- [Lista de tareas]
• 1. En el texto sobre Muhammad Alí, ¿cuál era su más enconado rival fuera del ring?
• 2. Prolonga el texto sobre Muhammad Alí a partir de su última oración.

- [Documento de origen]
Cuando mueren los héroes nos sentimos más solos
Alí en eso nunca se equivocó.
"inmaculada decepción"
Por Ramón Díaz Eterovic
Muhammad Alí fue un héroe para los seguidores del pugilismo, y también para quienes, a mediados de los años sesenta del siglo pasado, asomaban sus narices a los problemas sociales de la época y empezaron a conocer las declaraciones de un pugilista tan rápido de puños como de lengua. Alí fue el mejor y el más grande entre sus pares. Pudo ser como uno de los tantos ídolos deportivos actuales que agotan sus talentos en el espacio de una competencia, y sus conciencias sociales, si alguna vez las tienen, son frágiles víctimas de las apariencias, el consumismo, la banalidad de las marcas, el divismo. Alí en eso nunca se equivocó. No olvidó que había sido un niño pobre y que en el mundo existen demasiados niños pobres. No olvidó que era negro, que descendía de esclavos y que su más enconado rival fuera del ring era el racismo que impregnaba la sociedad estadounidense. Le aplicaron leyes injustas para hacerlo callar y él siguió de pie, dispuesto a demostrar que era un hombre que amaba la libertad, y que había alcanzado con el arte de los puños una calidad que es muy difícil que se vuelva a repetir. Era el más grande en lo suyo, y así fue reconocido hace unos días cuando la muerte lo dejó fuera de combate. El pesar por su muerte y el rescate de su figura no tuvieron dos puntos de vista. El elogio fue unánime.

- [Datos de entrada]
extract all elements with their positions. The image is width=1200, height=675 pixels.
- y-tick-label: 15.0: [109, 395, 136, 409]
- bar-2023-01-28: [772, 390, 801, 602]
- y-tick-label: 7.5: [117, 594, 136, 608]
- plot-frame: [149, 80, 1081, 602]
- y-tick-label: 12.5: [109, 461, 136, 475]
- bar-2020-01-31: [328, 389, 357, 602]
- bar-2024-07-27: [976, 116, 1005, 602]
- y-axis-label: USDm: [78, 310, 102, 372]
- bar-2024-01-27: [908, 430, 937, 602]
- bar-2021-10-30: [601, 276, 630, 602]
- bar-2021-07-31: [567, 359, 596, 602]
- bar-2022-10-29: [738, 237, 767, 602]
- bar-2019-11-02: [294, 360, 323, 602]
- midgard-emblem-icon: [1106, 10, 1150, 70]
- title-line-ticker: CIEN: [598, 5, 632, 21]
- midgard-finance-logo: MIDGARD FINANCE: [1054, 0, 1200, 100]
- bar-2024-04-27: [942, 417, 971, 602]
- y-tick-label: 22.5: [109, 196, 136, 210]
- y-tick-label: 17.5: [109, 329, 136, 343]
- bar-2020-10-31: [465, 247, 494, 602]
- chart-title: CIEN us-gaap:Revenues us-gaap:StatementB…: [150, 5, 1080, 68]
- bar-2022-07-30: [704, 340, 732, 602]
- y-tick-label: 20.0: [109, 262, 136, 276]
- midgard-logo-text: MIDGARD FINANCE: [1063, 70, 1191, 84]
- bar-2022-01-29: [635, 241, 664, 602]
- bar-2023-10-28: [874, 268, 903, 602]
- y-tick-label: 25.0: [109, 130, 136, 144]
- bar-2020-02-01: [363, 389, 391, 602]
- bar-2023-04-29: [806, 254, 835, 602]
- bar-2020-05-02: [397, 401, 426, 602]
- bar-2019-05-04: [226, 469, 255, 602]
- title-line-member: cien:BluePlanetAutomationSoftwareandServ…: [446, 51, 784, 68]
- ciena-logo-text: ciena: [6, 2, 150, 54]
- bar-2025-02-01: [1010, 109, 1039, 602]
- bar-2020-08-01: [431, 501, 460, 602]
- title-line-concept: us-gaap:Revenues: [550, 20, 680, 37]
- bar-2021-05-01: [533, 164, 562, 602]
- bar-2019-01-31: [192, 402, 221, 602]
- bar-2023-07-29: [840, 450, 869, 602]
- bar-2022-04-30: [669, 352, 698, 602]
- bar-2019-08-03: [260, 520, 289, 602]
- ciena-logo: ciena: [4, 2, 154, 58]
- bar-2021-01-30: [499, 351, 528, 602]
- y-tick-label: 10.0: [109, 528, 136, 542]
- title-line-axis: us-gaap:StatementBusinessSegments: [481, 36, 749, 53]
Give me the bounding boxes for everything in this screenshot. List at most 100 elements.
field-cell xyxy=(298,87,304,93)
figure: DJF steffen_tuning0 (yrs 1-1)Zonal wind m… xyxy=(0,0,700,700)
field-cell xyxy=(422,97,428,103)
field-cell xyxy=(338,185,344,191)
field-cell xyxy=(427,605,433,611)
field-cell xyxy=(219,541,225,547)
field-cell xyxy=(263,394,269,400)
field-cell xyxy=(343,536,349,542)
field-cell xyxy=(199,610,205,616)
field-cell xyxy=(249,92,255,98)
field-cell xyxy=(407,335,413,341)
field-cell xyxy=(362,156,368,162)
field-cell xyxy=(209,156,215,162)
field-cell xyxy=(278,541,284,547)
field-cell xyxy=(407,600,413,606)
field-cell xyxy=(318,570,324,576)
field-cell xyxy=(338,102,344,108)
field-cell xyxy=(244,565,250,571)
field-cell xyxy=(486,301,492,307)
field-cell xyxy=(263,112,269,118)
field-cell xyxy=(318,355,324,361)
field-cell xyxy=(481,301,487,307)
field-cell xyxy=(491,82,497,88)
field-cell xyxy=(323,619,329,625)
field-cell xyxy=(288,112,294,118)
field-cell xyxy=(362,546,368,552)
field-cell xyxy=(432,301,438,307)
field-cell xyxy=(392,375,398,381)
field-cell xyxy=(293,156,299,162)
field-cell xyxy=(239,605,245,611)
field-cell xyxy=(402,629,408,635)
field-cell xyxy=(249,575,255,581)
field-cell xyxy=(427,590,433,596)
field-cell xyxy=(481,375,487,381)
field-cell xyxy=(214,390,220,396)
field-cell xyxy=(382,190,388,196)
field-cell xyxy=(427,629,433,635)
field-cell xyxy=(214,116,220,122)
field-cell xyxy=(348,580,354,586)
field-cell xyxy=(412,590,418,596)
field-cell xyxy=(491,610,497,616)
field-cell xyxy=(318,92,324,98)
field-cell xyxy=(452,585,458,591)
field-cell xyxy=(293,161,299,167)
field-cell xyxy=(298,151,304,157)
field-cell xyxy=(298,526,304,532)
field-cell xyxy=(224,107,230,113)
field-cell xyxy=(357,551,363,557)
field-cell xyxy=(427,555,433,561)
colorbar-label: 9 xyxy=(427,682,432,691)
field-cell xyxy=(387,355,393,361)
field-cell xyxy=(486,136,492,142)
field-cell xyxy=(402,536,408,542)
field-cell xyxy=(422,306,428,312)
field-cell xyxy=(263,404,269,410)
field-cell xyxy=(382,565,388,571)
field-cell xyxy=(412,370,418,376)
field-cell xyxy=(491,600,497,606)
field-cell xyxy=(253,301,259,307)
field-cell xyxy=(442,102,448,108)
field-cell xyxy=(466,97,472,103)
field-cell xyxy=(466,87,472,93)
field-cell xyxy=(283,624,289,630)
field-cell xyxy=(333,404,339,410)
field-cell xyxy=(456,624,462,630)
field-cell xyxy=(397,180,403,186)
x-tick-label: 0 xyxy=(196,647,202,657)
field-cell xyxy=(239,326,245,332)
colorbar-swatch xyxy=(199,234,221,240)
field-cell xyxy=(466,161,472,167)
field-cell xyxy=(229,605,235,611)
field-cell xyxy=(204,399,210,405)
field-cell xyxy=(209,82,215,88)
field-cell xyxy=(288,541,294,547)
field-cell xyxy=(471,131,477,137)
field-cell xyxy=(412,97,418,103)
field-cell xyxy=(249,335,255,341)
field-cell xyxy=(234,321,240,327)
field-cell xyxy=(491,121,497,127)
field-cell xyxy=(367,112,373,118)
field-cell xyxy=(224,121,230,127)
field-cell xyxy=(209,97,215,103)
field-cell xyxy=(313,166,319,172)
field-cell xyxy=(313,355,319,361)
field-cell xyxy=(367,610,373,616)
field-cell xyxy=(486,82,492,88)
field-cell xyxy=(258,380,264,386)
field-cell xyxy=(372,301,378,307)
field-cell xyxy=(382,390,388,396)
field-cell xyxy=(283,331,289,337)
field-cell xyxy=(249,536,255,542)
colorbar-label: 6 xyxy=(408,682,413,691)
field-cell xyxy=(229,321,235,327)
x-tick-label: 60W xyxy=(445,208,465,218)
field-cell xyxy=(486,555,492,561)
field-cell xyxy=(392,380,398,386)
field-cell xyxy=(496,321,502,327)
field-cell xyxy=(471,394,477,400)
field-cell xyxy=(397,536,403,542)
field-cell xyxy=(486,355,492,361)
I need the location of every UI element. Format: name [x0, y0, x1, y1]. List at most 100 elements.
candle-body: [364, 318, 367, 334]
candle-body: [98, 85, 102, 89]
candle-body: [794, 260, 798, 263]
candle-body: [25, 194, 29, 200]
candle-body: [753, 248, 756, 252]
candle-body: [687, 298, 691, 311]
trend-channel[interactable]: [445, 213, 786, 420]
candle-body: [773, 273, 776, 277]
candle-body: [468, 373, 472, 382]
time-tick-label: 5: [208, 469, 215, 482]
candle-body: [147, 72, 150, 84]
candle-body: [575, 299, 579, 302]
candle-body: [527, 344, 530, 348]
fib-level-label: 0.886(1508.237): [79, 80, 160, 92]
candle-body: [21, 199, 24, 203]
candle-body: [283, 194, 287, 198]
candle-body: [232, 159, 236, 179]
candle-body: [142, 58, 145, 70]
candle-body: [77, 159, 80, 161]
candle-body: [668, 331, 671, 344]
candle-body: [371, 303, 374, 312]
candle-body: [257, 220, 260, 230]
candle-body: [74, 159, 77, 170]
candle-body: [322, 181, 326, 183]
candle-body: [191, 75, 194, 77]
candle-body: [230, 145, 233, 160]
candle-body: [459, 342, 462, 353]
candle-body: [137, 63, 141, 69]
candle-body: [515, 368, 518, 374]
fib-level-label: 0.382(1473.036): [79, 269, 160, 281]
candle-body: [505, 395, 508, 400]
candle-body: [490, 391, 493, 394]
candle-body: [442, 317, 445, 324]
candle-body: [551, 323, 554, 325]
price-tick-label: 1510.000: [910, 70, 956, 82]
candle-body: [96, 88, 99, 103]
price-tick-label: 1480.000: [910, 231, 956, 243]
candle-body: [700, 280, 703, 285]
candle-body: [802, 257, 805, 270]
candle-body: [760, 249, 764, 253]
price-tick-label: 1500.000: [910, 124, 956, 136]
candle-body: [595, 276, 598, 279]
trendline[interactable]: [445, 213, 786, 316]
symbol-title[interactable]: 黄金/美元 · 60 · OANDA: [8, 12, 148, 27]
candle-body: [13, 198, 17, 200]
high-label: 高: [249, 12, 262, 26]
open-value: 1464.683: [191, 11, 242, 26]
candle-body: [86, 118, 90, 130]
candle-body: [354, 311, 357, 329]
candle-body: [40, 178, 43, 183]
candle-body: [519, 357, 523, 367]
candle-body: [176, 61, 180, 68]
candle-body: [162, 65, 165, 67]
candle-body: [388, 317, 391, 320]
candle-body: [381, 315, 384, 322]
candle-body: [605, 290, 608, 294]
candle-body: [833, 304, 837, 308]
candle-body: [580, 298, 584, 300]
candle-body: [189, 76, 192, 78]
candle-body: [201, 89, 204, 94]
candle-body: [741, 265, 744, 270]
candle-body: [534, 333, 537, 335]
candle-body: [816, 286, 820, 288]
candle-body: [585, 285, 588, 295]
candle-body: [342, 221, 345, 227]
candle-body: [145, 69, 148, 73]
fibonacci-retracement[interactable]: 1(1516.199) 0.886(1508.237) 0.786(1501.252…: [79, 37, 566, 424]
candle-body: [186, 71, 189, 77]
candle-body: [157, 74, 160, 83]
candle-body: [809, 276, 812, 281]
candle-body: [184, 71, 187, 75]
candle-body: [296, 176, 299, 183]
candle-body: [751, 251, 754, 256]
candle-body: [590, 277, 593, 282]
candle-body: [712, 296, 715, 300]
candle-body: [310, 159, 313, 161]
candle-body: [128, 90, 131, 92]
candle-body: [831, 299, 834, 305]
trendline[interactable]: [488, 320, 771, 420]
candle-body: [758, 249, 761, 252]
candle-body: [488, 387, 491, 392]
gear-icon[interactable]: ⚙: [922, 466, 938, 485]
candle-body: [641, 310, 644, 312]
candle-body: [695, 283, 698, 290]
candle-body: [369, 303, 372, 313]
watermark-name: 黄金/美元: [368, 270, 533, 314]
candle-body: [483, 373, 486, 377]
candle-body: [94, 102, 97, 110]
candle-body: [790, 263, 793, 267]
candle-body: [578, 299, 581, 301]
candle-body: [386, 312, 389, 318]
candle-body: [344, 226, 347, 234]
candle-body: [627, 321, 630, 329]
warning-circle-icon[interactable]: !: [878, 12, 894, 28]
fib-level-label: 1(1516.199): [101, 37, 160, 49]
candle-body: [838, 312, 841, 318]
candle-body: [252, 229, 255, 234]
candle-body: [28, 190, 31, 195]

- [Resultados]
• 1. El racismo que impregnaba la sociedad estadounidense.

• 2.
Y por cierto, la muerte de Alí nos trajo recuerdos. Unos buenos y otros malos. La tristeza en una noche santiaguina de septiembre del año 1980, cuando en una pequeña pantalla en blanco y negro lo vimos perder frente a Larry Holmes, un joven campeón que nunca logró ganar el afecto total de los hinchas. Había derrotado al ídolo y eso rara vez se perdona. Alí ya estaba viejo para bailar sobre la lona como en sus buenos tiempos cuando se movía como una mariposa y costaba creer que un gigantón de más de noventa kilos podía bailar largo rato sobre las puntas de sus pies. Esa noche, es probable que los primeros síntomas del Parkinson recorrieran su cuerpo, o sólo era la edad que le pasaba la cuenta en un deporte que, como los vampiros, siempre demanda sangre fresca. Como fuera, con él uno siempre esperaba un milagro; pero finalmente no se dio y por una noche nos volvimos insomnes y masticamos la amarga pulpa de la tristeza.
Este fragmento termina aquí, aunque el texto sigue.